Produce an exact transcription of the listing below, omitting the pictures.

--- start of Data section ---

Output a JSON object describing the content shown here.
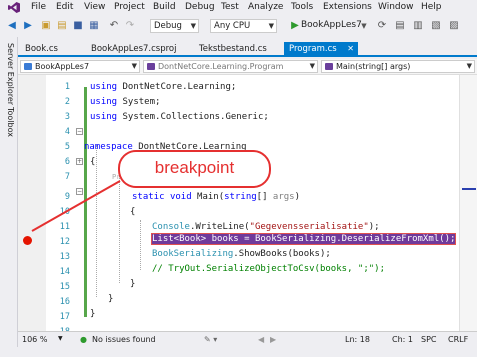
{
  "menubar": {
    "items": [
      "File",
      "Edit",
      "View",
      "Project",
      "Build",
      "Debug",
      "Test",
      "Analyze",
      "Tools",
      "Extensions",
      "Window",
      "Help"
    ]
  },
  "toolbar": {
    "config": "Debug",
    "platform": "Any CPU",
    "run_target": "BookAppLes7"
  },
  "rail": {
    "server_explorer": "Server Explorer",
    "toolbox": "Toolbox"
  },
  "tabs": [
    {
      "label": "Book.cs",
      "active": false
    },
    {
      "label": "BookAppLes7.csproj",
      "active": false
    },
    {
      "label": "Tekstbestand.cs",
      "active": false
    },
    {
      "label": "Program.cs",
      "active": true
    }
  ],
  "navbar": {
    "project": "BookAppLes7",
    "type": "DontNetCore.Learning.Program",
    "member": "Main(string[] args)"
  },
  "editor": {
    "line_numbers": [
      "1",
      "2",
      "3",
      "4",
      "5",
      "6",
      "7",
      "8",
      "9",
      "10",
      "11",
      "12",
      "13",
      "14",
      "15",
      "16",
      "17",
      "18"
    ],
    "breakpoint_line": "12"
  },
  "annotation": {
    "label": "breakpoint",
    "color": "#e53030"
  },
  "status": {
    "zoom": "106 %",
    "issues": "No issues found",
    "line": "Ln: 18",
    "col": "Ch: 1",
    "spacing": "SPC",
    "eol": "CRLF"
  },
  "colors": {
    "accent": "#007acc",
    "breakpoint": "#e51400",
    "highlight": "#6f3a9b"
  }
}
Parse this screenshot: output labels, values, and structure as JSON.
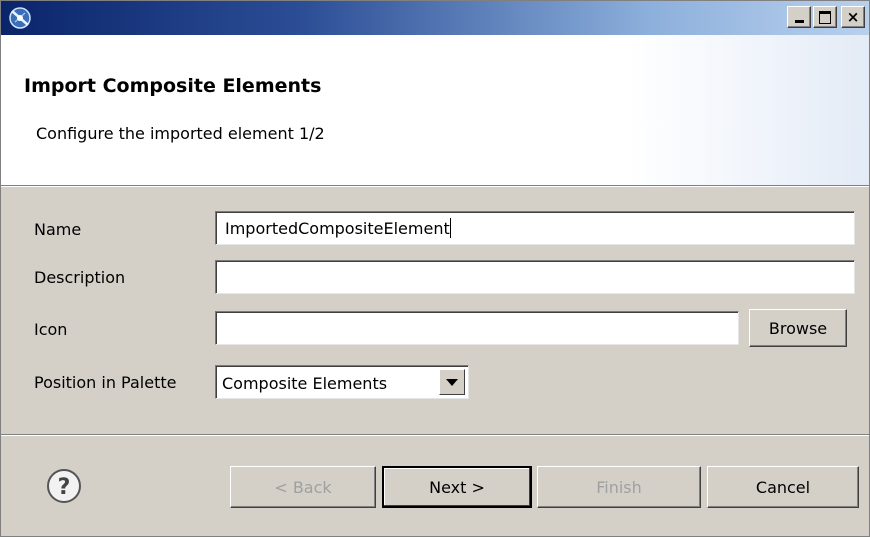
{
  "window": {
    "title": "",
    "controls": {
      "minimize_icon": "minimize-icon",
      "maximize_icon": "maximize-icon",
      "close_icon": "close-icon",
      "close_glyph": "×"
    }
  },
  "banner": {
    "title": "Import Composite Elements",
    "subtitle": "Configure the imported element 1/2"
  },
  "form": {
    "name": {
      "label": "Name",
      "value": "ImportedCompositeElement"
    },
    "description": {
      "label": "Description",
      "value": ""
    },
    "icon": {
      "label": "Icon",
      "value": "",
      "browse_label": "Browse"
    },
    "position": {
      "label": "Position in Palette",
      "selected": "Composite Elements"
    }
  },
  "footer": {
    "help_icon": "help-icon",
    "back_label": "< Back",
    "next_label": "Next >",
    "finish_label": "Finish",
    "cancel_label": "Cancel"
  },
  "colors": {
    "title_bar_start": "#0a246a",
    "title_bar_end": "#b9d0ec",
    "dialog_face": "#d4d0c8",
    "banner_background": "#ffffff",
    "disabled_text": "#a0a0a0"
  }
}
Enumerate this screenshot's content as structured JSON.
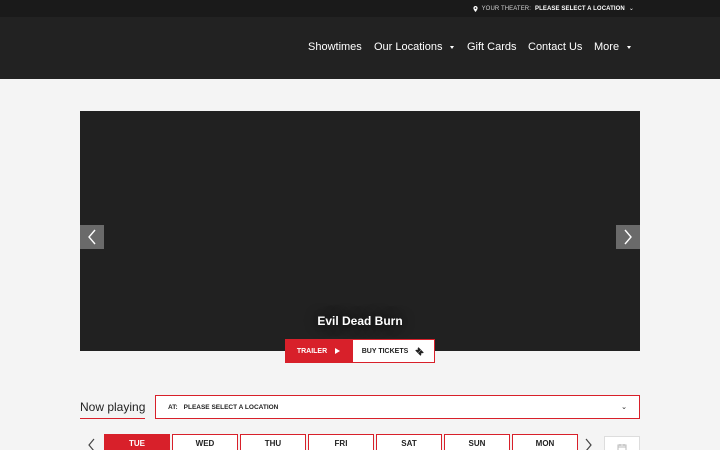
{
  "topbar": {
    "theater_label": "YOUR THEATER:",
    "theater_value": "PLEASE SELECT A LOCATION",
    "caret": "⌄",
    "pin_icon": "map-pin-icon"
  },
  "nav": {
    "items": [
      {
        "label": "Showtimes",
        "has_dropdown": false
      },
      {
        "label": "Our Locations",
        "has_dropdown": true
      },
      {
        "label": "Gift Cards",
        "has_dropdown": false
      },
      {
        "label": "Contact Us",
        "has_dropdown": false
      },
      {
        "label": "More",
        "has_dropdown": true
      }
    ]
  },
  "hero": {
    "title": "Evil Dead Burn",
    "trailer_label": "TRAILER",
    "tickets_label": "BUY TICKETS",
    "prev_icon": "chevron-left-icon",
    "next_icon": "chevron-right-icon"
  },
  "now_playing": {
    "heading": "Now playing",
    "at_label": "AT:",
    "location_value": "PLEASE SELECT A LOCATION",
    "chevron": "⌄"
  },
  "days": [
    "TUE",
    "WED",
    "THU",
    "FRI",
    "SAT",
    "SUN",
    "MON"
  ],
  "colors": {
    "accent": "#d8202a",
    "nav_bg": "#222222",
    "topbar_bg": "#1a1a1a",
    "page_bg": "#f4f4f4",
    "hero_bg": "#212121"
  }
}
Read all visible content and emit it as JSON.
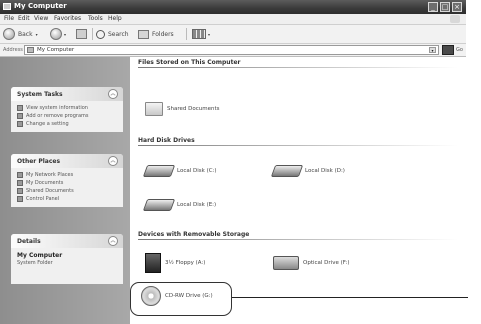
{
  "window": {
    "title": "My Computer",
    "minimize": "_",
    "maximize": "□",
    "close": "×"
  },
  "menu": [
    "File",
    "Edit",
    "View",
    "Favorites",
    "Tools",
    "Help"
  ],
  "toolbar": {
    "back": "Back",
    "search": "Search",
    "folders": "Folders"
  },
  "address": {
    "label": "Address",
    "value": "My Computer",
    "go": "Go"
  },
  "sidebar": {
    "system_tasks": {
      "title": "System Tasks",
      "items": [
        "View system information",
        "Add or remove programs",
        "Change a setting"
      ]
    },
    "other_places": {
      "title": "Other Places",
      "items": [
        "My Network Places",
        "My Documents",
        "Shared Documents",
        "Control Panel"
      ]
    },
    "details": {
      "title": "Details",
      "name": "My Computer",
      "desc": "System Folder"
    }
  },
  "groups": {
    "files": {
      "title": "Files Stored on This Computer",
      "items": [
        "Shared Documents"
      ]
    },
    "hdd": {
      "title": "Hard Disk Drives",
      "items": [
        "Local Disk (C:)",
        "Local Disk (D:)",
        "Local Disk (E:)"
      ]
    },
    "removable": {
      "title": "Devices with Removable Storage",
      "items": [
        "3½ Floppy (A:)",
        "Optical Drive (F:)",
        "CD-RW Drive (G:)"
      ]
    }
  }
}
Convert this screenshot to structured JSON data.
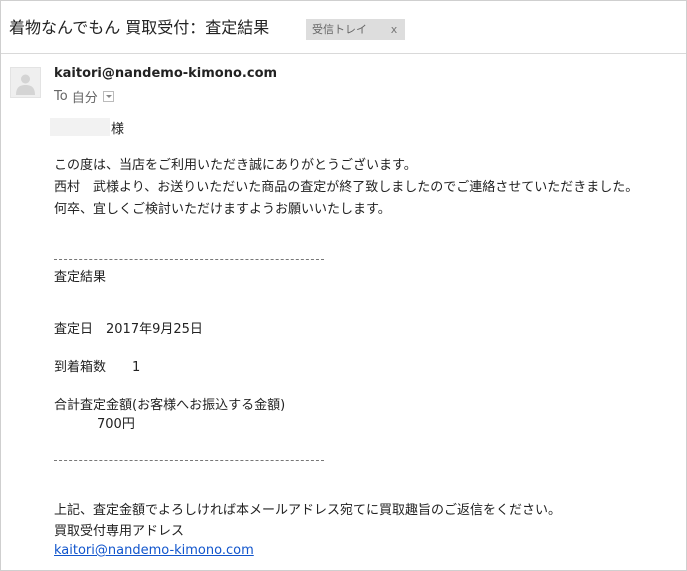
{
  "header": {
    "subject": "着物なんでもん 買取受付：査定結果",
    "label": "受信トレイ",
    "label_close": "x"
  },
  "sender": {
    "email": "kaitori@nandemo-kimono.com",
    "to_label": "To",
    "to_value": "自分"
  },
  "body": {
    "salutation_suffix": "様",
    "para1": [
      "この度は、当店をご利用いただき誠にありがとうございます。",
      "西村　武様より、お送りいただいた商品の査定が終了致しましたのでご連絡させていただきました。",
      "何卒、宜しくご検討いただけますようお願いいたします。"
    ],
    "result_title": "査定結果",
    "date_line": "査定日　2017年9月25日",
    "boxes_line": "到着箱数　　1",
    "total_label": "合計査定金額(お客様へお振込する金額)",
    "total_value": "700円",
    "closing1": "上記、査定金額でよろしければ本メールアドレス宛てに買取趣旨のご返信をください。",
    "closing2": "買取受付専用アドレス",
    "closing_link": "kaitori@nandemo-kimono.com"
  }
}
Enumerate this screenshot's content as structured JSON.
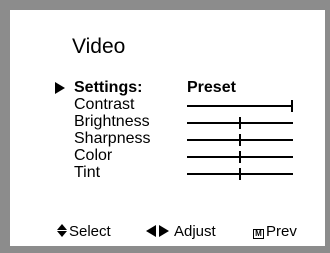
{
  "menu": {
    "title": "Video",
    "settings": {
      "label": "Settings:",
      "value": "Preset"
    },
    "items": [
      {
        "label": "Contrast",
        "level": 1.0
      },
      {
        "label": "Brightness",
        "level": 0.5
      },
      {
        "label": "Sharpness",
        "level": 0.5
      },
      {
        "label": "Color",
        "level": 0.5
      },
      {
        "label": "Tint",
        "level": 0.5
      }
    ]
  },
  "help": {
    "select_label": "Select",
    "adjust_label": "Adjust",
    "prev_label": "Prev",
    "menu_glyph": "M"
  },
  "icons": {
    "cursor": "right-triangle-icon",
    "select": "up-down-arrows-icon",
    "adjust": "left-right-arrows-icon",
    "prev": "menu-button-icon"
  }
}
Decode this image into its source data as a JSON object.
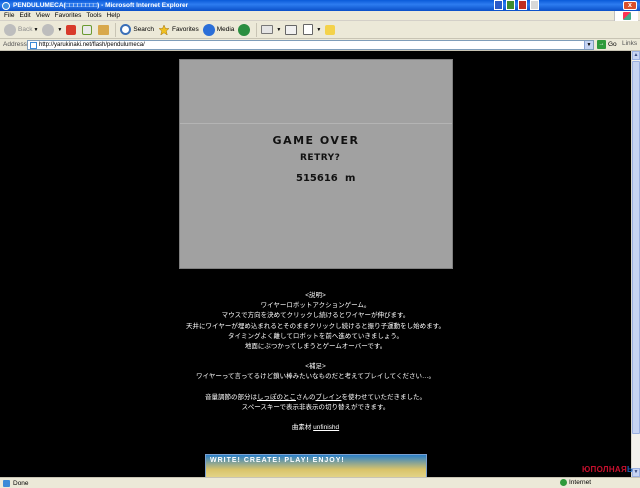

--- end of Data section ---

» **Exercise output**
Output a JSON object describing the content shown here.
{
  "menubar": {
    "items": [
      "File",
      "Edit",
      "View",
      "Project",
      "Build",
      "Debug",
      "Test",
      "Analyze",
      "Tools",
      "Extensions",
      "Window",
      "Help"
    ]
  },
  "toolbar": {
    "config": "Debug",
    "platform": "Any CPU",
    "run_target": "BookAppLes7"
  },
  "rail": {
    "server_explorer": "Server Explorer",
    "toolbox": "Toolbox"
  },
  "tabs": [
    {
      "label": "Book.cs",
      "active": false
    },
    {
      "label": "BookAppLes7.csproj",
      "active": false
    },
    {
      "label": "Tekstbestand.cs",
      "active": false
    },
    {
      "label": "Program.cs",
      "active": true
    }
  ],
  "navbar": {
    "project": "BookAppLes7",
    "type": "DontNetCore.Learning.Program",
    "member": "Main(string[] args)"
  },
  "editor": {
    "line_numbers": [
      "1",
      "2",
      "3",
      "4",
      "5",
      "6",
      "7",
      "8",
      "9",
      "10",
      "11",
      "12",
      "13",
      "14",
      "15",
      "16",
      "17",
      "18"
    ],
    "breakpoint_line": "12"
  },
  "annotation": {
    "label": "breakpoint",
    "color": "#e53030"
  },
  "status": {
    "zoom": "106 %",
    "issues": "No issues found",
    "line": "Ln: 18",
    "col": "Ch: 1",
    "spacing": "SPC",
    "eol": "CRLF"
  },
  "colors": {
    "accent": "#007acc",
    "breakpoint": "#e51400",
    "highlight": "#6f3a9b"
  }
}
Parse this screenshot: output labels, values, and structure as JSON.
{
  "window": {
    "title": "",
    "controls": {
      "minimize_icon": "minimize-icon",
      "maximize_icon": "maximize-icon",
      "close_icon": "close-icon",
      "close_glyph": "×"
    }
  },
  "banner": {
    "title": "Import Composite Elements",
    "subtitle": "Configure the imported element 1/2"
  },
  "form": {
    "name": {
      "label": "Name",
      "value": "ImportedCompositeElement"
    },
    "description": {
      "label": "Description",
      "value": ""
    },
    "icon": {
      "label": "Icon",
      "value": "",
      "browse_label": "Browse"
    },
    "position": {
      "label": "Position in Palette",
      "selected": "Composite Elements"
    }
  },
  "footer": {
    "help_icon": "help-icon",
    "back_label": "< Back",
    "next_label": "Next >",
    "finish_label": "Finish",
    "cancel_label": "Cancel"
  },
  "colors": {
    "title_bar_start": "#0a246a",
    "title_bar_end": "#b9d0ec",
    "dialog_face": "#d4d0c8",
    "banner_background": "#ffffff",
    "disabled_text": "#a0a0a0"
  }
}
Enumerate this screenshot's content as structured JSON.
{
  "topbar": {
    "theater_label": "YOUR THEATER:",
    "theater_value": "PLEASE SELECT A LOCATION",
    "caret": "⌄",
    "pin_icon": "map-pin-icon"
  },
  "nav": {
    "items": [
      {
        "label": "Showtimes",
        "has_dropdown": false
      },
      {
        "label": "Our Locations",
        "has_dropdown": true
      },
      {
        "label": "Gift Cards",
        "has_dropdown": false
      },
      {
        "label": "Contact Us",
        "has_dropdown": false
      },
      {
        "label": "More",
        "has_dropdown": true
      }
    ]
  },
  "hero": {
    "title": "Evil Dead Burn",
    "trailer_label": "TRAILER",
    "tickets_label": "BUY TICKETS",
    "prev_icon": "chevron-left-icon",
    "next_icon": "chevron-right-icon"
  },
  "now_playing": {
    "heading": "Now playing",
    "at_label": "AT:",
    "location_value": "PLEASE SELECT A LOCATION",
    "chevron": "⌄"
  },
  "days": [
    "TUE",
    "WED",
    "THU",
    "FRI",
    "SAT",
    "SUN",
    "MON"
  ],
  "colors": {
    "accent": "#d8202a",
    "nav_bg": "#222222",
    "topbar_bg": "#1a1a1a",
    "page_bg": "#f4f4f4",
    "hero_bg": "#212121"
  }
}
Read all visible content and emit it as JSON.
{
  "window": {
    "title": "My Computer",
    "minimize": "_",
    "maximize": "□",
    "close": "×"
  },
  "menu": [
    "File",
    "Edit",
    "View",
    "Favorites",
    "Tools",
    "Help"
  ],
  "toolbar": {
    "back": "Back",
    "search": "Search",
    "folders": "Folders"
  },
  "address": {
    "label": "Address",
    "value": "My Computer",
    "go": "Go"
  },
  "sidebar": {
    "system_tasks": {
      "title": "System Tasks",
      "items": [
        "View system information",
        "Add or remove programs",
        "Change a setting"
      ]
    },
    "other_places": {
      "title": "Other Places",
      "items": [
        "My Network Places",
        "My Documents",
        "Shared Documents",
        "Control Panel"
      ]
    },
    "details": {
      "title": "Details",
      "name": "My Computer",
      "desc": "System Folder"
    }
  },
  "groups": {
    "files": {
      "title": "Files Stored on This Computer",
      "items": [
        "Shared Documents"
      ]
    },
    "hdd": {
      "title": "Hard Disk Drives",
      "items": [
        "Local Disk (C:)",
        "Local Disk (D:)",
        "Local Disk (E:)"
      ]
    },
    "removable": {
      "title": "Devices with Removable Storage",
      "items": [
        "3½ Floppy (A:)",
        "Optical Drive (F:)",
        "CD-RW Drive (G:)"
      ]
    }
  }
}
Convert this screenshot to structured JSON data.
{
  "header": {
    "subject": "着物なんでもん 買取受付：査定結果",
    "label": "受信トレイ",
    "label_close": "x"
  },
  "sender": {
    "email": "kaitori@nandemo-kimono.com",
    "to_label": "To",
    "to_value": "自分"
  },
  "body": {
    "salutation_suffix": "様",
    "para1": [
      "この度は、当店をご利用いただき誠にありがとうございます。",
      "西村　武様より、お送りいただいた商品の査定が終了致しましたのでご連絡させていただきました。",
      "何卒、宜しくご検討いただけますようお願いいたします。"
    ],
    "result_title": "査定結果",
    "date_line": "査定日　2017年9月25日",
    "boxes_line": "到着箱数　　1",
    "total_label": "合計査定金額(お客様へお振込する金額)",
    "total_value": "700円",
    "closing1": "上記、査定金額でよろしければ本メールアドレス宛てに買取趣旨のご返信をください。",
    "closing2": "買取受付専用アドレス",
    "closing_link": "kaitori@nandemo-kimono.com"
  }
}
Enumerate this screenshot's content as structured JSON.
{
  "menu": {
    "title": "Video",
    "settings": {
      "label": "Settings:",
      "value": "Preset"
    },
    "items": [
      {
        "label": "Contrast",
        "level": 1.0
      },
      {
        "label": "Brightness",
        "level": 0.5
      },
      {
        "label": "Sharpness",
        "level": 0.5
      },
      {
        "label": "Color",
        "level": 0.5
      },
      {
        "label": "Tint",
        "level": 0.5
      }
    ]
  },
  "help": {
    "select_label": "Select",
    "adjust_label": "Adjust",
    "prev_label": "Prev",
    "menu_glyph": "M"
  },
  "icons": {
    "cursor": "right-triangle-icon",
    "select": "up-down-arrows-icon",
    "adjust": "left-right-arrows-icon",
    "prev": "menu-button-icon"
  }
}
Decode this image into its source data as a JSON object.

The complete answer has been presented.